══ EXERCISE INPUT

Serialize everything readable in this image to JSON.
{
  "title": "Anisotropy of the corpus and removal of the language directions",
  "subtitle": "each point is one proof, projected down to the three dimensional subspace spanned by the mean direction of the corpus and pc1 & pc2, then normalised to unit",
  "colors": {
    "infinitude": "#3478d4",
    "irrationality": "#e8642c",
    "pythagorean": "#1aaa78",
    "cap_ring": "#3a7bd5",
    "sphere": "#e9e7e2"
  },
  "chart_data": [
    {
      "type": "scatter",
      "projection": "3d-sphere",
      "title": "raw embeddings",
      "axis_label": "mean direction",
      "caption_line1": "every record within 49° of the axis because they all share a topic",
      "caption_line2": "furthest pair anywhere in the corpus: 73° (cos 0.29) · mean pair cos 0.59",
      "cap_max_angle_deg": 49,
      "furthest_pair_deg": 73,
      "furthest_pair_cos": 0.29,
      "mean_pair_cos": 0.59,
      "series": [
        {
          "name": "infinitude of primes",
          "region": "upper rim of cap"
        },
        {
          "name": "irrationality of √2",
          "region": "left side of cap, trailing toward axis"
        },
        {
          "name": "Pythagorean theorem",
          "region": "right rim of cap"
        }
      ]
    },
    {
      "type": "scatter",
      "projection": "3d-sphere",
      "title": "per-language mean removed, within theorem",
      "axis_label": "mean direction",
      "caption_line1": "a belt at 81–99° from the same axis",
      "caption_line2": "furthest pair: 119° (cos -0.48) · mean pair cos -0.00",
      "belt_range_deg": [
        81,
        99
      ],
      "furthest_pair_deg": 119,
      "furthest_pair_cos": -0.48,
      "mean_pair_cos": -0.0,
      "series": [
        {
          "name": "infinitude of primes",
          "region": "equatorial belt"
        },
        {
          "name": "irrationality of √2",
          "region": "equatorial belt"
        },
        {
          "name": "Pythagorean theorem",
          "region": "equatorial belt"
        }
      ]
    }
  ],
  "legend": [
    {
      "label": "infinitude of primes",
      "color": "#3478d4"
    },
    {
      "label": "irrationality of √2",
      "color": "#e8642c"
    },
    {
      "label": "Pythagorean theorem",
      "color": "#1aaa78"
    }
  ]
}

════
══ EXERCISE INPUT

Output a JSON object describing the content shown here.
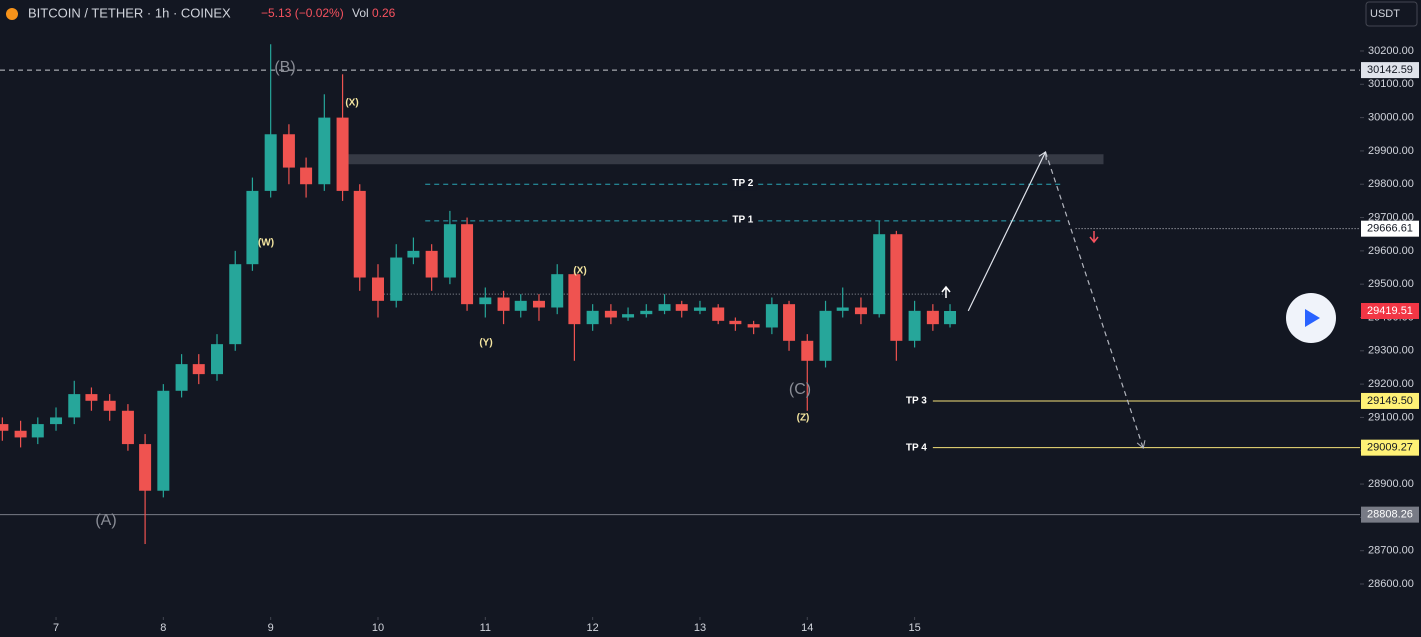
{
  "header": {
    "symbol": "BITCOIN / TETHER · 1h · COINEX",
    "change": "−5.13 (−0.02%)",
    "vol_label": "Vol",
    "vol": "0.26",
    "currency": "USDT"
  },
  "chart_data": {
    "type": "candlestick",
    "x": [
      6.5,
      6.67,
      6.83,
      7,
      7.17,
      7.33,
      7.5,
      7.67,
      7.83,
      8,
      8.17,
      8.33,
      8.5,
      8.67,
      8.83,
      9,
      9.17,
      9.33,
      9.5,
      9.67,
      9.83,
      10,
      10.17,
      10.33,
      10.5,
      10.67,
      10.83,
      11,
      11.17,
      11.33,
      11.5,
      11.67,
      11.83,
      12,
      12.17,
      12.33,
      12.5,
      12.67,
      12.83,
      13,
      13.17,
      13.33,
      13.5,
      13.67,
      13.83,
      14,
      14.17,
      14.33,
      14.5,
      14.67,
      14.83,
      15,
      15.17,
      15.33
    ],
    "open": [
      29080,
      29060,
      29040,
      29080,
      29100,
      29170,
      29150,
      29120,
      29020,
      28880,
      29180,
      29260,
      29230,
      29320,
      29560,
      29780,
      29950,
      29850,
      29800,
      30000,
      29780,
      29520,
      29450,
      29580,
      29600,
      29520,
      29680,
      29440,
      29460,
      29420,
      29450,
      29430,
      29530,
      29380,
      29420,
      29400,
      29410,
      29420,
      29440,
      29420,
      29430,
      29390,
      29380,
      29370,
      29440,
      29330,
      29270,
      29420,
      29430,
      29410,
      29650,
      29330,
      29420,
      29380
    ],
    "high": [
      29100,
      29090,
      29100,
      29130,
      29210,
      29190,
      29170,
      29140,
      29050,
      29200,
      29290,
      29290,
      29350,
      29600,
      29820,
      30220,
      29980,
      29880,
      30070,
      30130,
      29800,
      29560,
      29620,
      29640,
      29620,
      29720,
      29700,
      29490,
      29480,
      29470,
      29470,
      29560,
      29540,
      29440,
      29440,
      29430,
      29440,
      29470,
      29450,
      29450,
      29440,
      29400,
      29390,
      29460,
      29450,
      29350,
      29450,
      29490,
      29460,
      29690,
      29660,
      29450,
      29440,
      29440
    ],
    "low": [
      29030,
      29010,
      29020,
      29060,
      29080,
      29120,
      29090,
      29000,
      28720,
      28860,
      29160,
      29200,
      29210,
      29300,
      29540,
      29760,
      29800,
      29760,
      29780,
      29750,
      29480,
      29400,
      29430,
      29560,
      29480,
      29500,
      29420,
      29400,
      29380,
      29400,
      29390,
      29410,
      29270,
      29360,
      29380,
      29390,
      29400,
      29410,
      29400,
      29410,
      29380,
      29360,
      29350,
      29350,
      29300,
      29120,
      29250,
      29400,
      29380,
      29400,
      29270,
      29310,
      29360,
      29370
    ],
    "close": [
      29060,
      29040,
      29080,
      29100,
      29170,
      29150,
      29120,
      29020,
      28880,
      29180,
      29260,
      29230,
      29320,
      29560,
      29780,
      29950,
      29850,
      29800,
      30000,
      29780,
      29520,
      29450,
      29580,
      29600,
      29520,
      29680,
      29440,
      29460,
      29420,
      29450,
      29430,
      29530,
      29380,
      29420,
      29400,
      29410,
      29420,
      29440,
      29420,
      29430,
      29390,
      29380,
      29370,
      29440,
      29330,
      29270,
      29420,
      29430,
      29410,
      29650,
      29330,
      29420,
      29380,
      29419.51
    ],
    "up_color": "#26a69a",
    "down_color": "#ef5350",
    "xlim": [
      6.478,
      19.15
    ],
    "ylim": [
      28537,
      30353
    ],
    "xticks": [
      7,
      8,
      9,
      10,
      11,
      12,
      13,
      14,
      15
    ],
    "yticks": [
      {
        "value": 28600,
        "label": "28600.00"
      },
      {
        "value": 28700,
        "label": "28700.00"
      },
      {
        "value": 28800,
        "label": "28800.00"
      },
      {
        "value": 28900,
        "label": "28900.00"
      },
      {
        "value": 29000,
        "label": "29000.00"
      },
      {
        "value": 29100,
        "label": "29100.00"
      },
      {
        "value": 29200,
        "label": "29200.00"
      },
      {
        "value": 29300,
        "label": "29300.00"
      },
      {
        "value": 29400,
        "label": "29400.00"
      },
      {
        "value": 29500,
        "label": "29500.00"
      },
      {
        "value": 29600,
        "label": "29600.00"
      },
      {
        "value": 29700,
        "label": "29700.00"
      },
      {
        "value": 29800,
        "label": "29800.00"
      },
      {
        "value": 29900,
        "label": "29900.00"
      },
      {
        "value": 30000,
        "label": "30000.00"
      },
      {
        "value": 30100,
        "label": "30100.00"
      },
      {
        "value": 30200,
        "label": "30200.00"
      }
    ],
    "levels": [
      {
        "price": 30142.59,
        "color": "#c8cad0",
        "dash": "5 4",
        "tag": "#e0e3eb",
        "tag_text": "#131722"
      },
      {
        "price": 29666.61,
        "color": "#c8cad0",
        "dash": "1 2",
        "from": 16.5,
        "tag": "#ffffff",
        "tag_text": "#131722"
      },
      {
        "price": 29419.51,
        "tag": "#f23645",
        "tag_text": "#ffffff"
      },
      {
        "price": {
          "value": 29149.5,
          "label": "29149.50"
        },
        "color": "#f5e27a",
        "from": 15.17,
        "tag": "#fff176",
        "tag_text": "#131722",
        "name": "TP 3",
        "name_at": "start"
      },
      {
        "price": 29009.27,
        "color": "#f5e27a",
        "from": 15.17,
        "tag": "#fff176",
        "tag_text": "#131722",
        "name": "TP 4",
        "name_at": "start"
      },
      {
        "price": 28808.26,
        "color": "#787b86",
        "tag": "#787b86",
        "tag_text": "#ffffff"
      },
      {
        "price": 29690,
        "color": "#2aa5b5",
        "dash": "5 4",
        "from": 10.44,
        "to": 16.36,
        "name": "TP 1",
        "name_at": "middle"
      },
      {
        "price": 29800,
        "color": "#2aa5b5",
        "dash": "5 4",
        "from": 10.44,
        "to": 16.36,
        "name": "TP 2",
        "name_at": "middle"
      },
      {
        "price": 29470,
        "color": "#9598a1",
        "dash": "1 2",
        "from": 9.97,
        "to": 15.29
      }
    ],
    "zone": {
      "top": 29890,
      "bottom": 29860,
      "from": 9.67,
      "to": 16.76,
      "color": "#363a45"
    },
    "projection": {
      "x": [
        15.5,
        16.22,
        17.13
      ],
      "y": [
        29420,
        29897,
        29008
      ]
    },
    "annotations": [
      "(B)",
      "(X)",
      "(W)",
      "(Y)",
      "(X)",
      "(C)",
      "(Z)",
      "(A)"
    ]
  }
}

════

▸ **WHAT THE TASK REQUIRES**: Copy out every line from the records that has the word "irrationality".

▸ **OUTPUT OF THE EXERCISE**:
    "irrationality": "#e8642c",
          "name": "irrationality of √2",
          "name": "irrationality of √2",
      "label": "irrationality of √2",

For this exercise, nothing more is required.